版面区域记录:
--*--

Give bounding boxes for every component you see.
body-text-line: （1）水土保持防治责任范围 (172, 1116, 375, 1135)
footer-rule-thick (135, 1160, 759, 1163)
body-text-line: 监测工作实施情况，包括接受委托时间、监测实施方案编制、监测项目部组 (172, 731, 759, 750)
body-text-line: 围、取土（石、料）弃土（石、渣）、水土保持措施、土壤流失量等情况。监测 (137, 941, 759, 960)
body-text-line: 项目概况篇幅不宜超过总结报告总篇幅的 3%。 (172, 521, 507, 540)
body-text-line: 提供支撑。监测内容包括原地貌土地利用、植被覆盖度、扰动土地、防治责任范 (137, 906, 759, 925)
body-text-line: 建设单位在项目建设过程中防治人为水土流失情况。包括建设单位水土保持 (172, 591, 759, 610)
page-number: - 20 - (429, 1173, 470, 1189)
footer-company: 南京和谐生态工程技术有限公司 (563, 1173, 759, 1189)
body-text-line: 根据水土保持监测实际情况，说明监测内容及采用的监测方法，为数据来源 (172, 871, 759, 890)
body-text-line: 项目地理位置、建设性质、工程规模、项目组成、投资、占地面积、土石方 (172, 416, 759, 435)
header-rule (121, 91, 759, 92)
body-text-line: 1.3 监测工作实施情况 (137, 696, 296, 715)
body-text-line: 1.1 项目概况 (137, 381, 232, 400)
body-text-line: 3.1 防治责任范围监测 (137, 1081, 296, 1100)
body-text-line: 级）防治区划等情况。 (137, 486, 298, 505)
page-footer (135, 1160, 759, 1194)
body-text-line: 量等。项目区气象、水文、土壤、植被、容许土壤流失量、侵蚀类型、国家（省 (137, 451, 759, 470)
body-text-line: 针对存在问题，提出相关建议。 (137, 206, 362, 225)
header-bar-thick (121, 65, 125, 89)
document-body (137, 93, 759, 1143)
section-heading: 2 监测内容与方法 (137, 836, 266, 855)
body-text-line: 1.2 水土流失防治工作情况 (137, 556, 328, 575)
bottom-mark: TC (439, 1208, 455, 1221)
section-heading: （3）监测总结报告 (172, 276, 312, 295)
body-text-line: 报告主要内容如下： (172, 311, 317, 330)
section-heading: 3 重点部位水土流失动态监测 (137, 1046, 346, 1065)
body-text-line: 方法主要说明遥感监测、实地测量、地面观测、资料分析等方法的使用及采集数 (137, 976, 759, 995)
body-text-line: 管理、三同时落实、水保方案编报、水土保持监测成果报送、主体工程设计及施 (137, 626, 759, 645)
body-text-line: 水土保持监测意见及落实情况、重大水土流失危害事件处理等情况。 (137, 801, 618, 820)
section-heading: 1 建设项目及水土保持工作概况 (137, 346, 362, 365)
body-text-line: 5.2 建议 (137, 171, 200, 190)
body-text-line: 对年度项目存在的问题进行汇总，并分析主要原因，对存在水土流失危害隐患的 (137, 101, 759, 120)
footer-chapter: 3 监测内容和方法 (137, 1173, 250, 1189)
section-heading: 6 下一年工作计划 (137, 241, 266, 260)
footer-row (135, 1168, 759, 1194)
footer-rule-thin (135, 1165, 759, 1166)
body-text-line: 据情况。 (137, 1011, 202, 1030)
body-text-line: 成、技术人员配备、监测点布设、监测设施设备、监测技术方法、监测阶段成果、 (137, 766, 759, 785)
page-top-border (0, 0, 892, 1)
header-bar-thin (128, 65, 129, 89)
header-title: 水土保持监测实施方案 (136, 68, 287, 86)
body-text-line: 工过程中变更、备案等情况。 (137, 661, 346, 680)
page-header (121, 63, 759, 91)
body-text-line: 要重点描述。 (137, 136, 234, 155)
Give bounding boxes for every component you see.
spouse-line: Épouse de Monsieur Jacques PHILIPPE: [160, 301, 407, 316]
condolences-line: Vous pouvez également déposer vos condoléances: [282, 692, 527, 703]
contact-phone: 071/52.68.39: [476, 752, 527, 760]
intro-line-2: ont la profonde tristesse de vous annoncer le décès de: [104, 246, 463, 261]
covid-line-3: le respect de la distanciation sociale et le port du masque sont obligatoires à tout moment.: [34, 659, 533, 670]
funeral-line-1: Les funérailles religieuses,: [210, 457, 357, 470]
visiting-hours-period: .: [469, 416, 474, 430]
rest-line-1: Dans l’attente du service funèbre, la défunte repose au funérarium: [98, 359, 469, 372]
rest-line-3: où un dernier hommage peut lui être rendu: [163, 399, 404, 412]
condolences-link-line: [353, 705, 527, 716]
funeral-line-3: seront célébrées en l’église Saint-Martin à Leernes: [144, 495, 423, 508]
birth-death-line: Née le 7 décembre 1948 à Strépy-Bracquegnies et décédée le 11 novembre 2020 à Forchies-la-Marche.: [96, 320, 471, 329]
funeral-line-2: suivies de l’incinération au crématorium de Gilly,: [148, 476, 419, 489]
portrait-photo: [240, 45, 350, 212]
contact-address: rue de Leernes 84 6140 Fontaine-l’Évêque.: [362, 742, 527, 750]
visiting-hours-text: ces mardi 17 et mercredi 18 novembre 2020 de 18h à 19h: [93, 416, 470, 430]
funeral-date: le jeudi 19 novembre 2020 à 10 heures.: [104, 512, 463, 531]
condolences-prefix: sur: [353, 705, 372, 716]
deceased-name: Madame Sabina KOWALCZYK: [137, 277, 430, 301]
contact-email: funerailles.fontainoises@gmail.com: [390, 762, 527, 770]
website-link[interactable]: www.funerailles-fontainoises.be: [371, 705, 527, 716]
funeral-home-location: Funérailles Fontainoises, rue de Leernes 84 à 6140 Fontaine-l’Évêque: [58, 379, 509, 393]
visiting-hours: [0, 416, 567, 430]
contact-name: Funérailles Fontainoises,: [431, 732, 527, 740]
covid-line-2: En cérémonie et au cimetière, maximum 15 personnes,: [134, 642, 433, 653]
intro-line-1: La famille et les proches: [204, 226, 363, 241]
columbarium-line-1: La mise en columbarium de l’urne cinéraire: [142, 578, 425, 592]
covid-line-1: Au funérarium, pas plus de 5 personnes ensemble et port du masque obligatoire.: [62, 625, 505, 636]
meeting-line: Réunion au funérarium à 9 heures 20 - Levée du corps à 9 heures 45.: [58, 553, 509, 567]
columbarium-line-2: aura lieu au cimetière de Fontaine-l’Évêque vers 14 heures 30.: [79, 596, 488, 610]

--*--

任务要求: 列出上述条目中所有含有字符串“name”的行，每行完整照录。

答案:
deceased-name: Madame Sabina KOWALCZYK: [137, 277, 430, 301]
contact-name: Funérailles Fontainoises,: [431, 732, 527, 740]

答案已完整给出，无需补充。